(To be done) Put the stretch of lines in the records below, from the line containing "example-1-line2: 此时质点 P" through the line containing "section-banner [146,742,846,780]", into a JSON list of strings with one string per line, leaving out blank lines.

━━━━━━━━

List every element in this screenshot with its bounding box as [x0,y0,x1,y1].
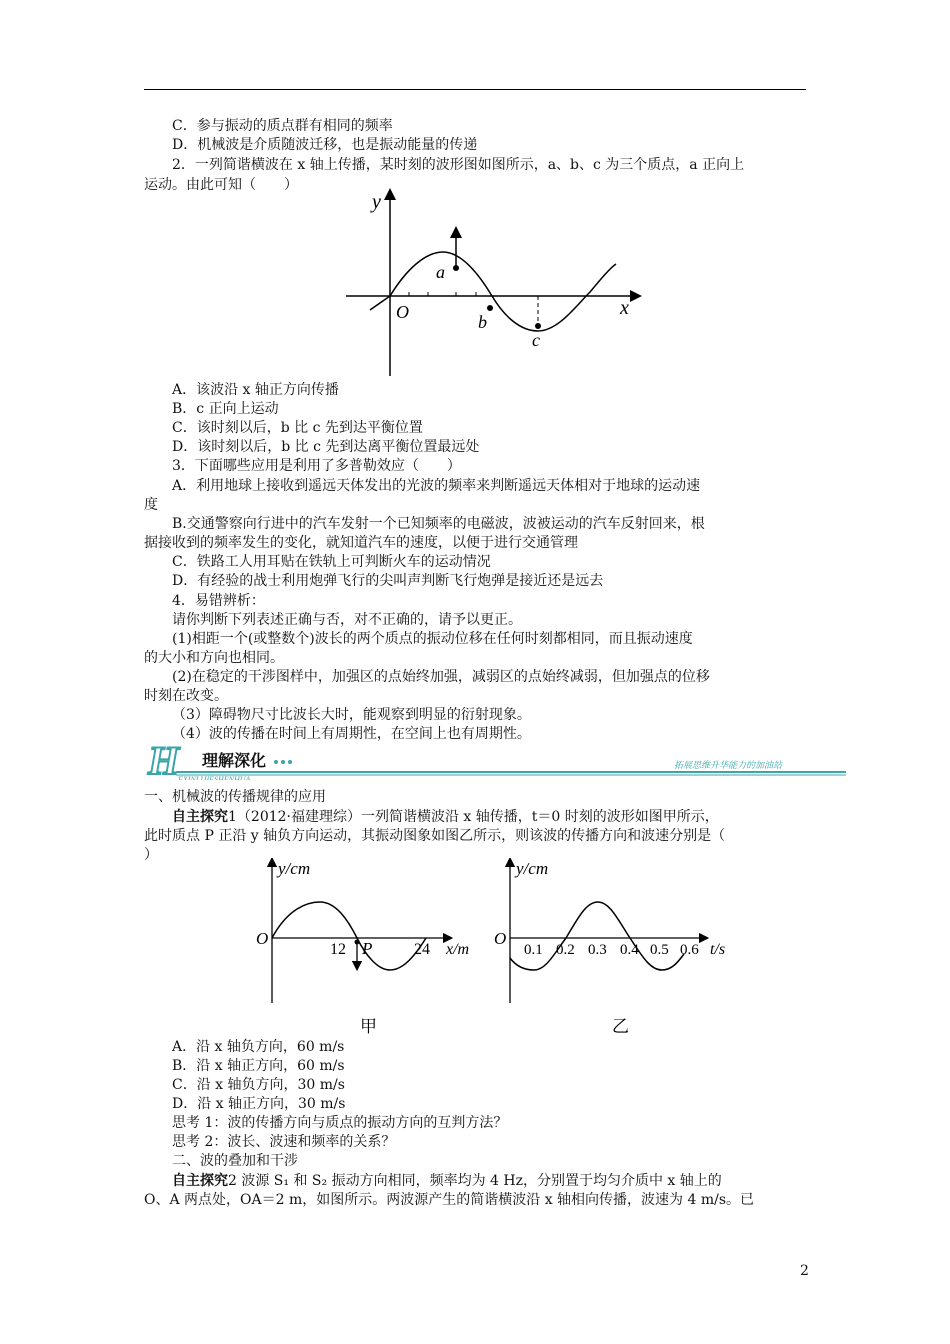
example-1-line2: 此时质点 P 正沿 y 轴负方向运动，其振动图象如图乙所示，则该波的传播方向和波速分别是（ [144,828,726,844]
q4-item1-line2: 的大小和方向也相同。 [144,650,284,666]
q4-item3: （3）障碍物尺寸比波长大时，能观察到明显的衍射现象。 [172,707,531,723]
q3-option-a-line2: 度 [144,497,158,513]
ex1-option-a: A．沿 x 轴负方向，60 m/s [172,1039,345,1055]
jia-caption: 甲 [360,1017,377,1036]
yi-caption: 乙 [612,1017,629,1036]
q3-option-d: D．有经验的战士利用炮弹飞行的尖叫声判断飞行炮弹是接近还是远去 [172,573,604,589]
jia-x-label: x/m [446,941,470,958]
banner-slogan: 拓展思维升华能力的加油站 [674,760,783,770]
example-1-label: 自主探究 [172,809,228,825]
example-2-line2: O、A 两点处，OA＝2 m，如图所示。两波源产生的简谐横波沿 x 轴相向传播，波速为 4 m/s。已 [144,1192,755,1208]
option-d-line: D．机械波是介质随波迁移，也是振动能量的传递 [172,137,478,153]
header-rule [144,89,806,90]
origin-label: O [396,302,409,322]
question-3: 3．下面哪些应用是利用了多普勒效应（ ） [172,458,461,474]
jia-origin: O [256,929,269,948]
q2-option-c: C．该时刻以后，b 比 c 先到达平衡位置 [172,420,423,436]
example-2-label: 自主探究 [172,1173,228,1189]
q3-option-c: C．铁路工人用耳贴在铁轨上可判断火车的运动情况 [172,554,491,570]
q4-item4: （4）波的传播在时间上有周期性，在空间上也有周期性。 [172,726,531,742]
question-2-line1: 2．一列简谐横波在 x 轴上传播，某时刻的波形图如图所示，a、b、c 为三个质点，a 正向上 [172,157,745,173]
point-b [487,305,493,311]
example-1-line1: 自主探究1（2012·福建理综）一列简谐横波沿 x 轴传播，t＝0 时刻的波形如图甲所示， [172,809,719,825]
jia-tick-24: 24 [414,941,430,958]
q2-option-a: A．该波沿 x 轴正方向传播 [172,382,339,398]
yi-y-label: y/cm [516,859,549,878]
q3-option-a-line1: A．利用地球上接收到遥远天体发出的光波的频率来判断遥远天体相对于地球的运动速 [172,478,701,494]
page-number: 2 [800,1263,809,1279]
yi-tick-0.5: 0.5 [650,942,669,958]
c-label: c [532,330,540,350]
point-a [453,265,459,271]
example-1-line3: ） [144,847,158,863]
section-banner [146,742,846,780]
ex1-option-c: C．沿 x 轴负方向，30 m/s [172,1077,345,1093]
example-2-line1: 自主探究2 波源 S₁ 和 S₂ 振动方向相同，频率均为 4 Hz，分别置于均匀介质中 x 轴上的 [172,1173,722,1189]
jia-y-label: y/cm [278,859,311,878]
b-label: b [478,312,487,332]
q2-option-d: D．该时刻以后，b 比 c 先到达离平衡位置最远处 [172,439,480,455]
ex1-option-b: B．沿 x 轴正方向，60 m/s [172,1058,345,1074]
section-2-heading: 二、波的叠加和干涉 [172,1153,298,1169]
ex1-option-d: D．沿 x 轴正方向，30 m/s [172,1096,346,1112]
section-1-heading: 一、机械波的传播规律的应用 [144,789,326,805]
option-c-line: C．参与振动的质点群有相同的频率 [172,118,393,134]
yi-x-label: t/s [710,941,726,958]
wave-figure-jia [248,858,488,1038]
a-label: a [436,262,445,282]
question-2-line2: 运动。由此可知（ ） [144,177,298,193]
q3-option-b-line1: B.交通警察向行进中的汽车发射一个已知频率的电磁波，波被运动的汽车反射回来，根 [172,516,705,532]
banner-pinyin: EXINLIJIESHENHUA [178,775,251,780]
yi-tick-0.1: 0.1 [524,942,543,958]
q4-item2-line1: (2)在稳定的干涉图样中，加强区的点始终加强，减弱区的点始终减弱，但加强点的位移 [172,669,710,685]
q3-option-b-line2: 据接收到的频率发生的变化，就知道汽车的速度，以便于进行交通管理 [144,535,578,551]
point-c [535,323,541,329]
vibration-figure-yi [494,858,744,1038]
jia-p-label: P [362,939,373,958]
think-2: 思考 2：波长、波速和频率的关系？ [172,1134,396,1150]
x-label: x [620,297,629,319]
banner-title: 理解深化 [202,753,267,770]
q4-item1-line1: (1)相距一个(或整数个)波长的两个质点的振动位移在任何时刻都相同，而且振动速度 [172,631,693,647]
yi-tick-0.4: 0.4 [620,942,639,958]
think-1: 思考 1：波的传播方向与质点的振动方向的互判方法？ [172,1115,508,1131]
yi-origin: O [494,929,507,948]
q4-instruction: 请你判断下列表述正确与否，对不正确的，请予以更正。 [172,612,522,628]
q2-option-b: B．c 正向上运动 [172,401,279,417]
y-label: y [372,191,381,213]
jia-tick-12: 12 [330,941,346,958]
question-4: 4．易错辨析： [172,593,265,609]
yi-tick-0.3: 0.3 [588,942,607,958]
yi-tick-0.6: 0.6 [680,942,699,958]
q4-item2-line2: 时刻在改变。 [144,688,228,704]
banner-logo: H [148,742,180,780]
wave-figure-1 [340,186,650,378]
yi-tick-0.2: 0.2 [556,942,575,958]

━━━━━━━━

(Completed exercise)
[
  "example-1-line2: 此时质点 P 正沿 y 轴负方向运动，其振动图象如图乙所示，则该波的传播方向和波速分别是（ [144,828,726,844]",
  "q4-item1-line2: 的大小和方向也相同。 [144,650,284,666]",
  "q4-item3: （3）障碍物尺寸比波长大时，能观察到明显的衍射现象。 [172,707,531,723]",
  "q3-option-a-line2: 度 [144,497,158,513]",
  "ex1-option-a: A．沿 x 轴负方向，60 m/s [172,1039,345,1055]",
  "jia-caption: 甲 [360,1017,377,1036]",
  "yi-caption: 乙 [612,1017,629,1036]",
  "q3-option-d: D．有经验的战士利用炮弹飞行的尖叫声判断飞行炮弹是接近还是远去 [172,573,604,589]",
  "jia-x-label: x/m [446,941,470,958]",
  "banner-slogan: 拓展思维升华能力的加油站 [674,760,783,770]",
  "example-1-label: 自主探究 [172,809,228,825]",
  "example-2-line2: O、A 两点处，OA＝2 m，如图所示。两波源产生的简谐横波沿 x 轴相向传播，波速为 4 m/s。已 [144,1192,755,1208]",
  "option-d-line: D．机械波是介质随波迁移，也是振动能量的传递 [172,137,478,153]",
  "header-rule [144,89,806,90]",
  "origin-label: O [396,302,409,322]",
  "question-3: 3．下面哪些应用是利用了多普勒效应（ ） [172,458,461,474]",
  "jia-origin: O [256,929,269,948]",
  "q2-option-c: C．该时刻以后，b 比 c 先到达平衡位置 [172,420,423,436]",
  "example-2-label: 自主探究 [172,1173,228,1189]",
  "q3-option-c: C．铁路工人用耳贴在铁轨上可判断火车的运动情况 [172,554,491,570]",
  "q4-item4: （4）波的传播在时间上有周期性，在空间上也有周期性。 [172,726,531,742]",
  "question-2-line1: 2．一列简谐横波在 x 轴上传播，某时刻的波形图如图所示，a、b、c 为三个质点，a 正向上 [172,157,745,173]",
  "point-b [487,305,493,311]",
  "example-1-line1: 自主探究1（2012·福建理综）一列简谐横波沿 x 轴传播，t＝0 时刻的波形如图甲所示， [172,809,719,825]",
  "jia-tick-24: 24 [414,941,430,958]",
  "q2-option-a: A．该波沿 x 轴正方向传播 [172,382,339,398]",
  "yi-y-label: y/cm [516,859,549,878]",
  "q3-option-a-line1: A．利用地球上接收到遥远天体发出的光波的频率来判断遥远天体相对于地球的运动速 [172,478,701,494]",
  "page-number: 2 [800,1263,809,1279]",
  "yi-tick-0.5: 0.5 [650,942,669,958]",
  "c-label: c [532,330,540,350]",
  "point-a [453,265,459,271]",
  "example-1-line3: ） [144,847,158,863]",
  "section-banner [146,742,846,780]"
]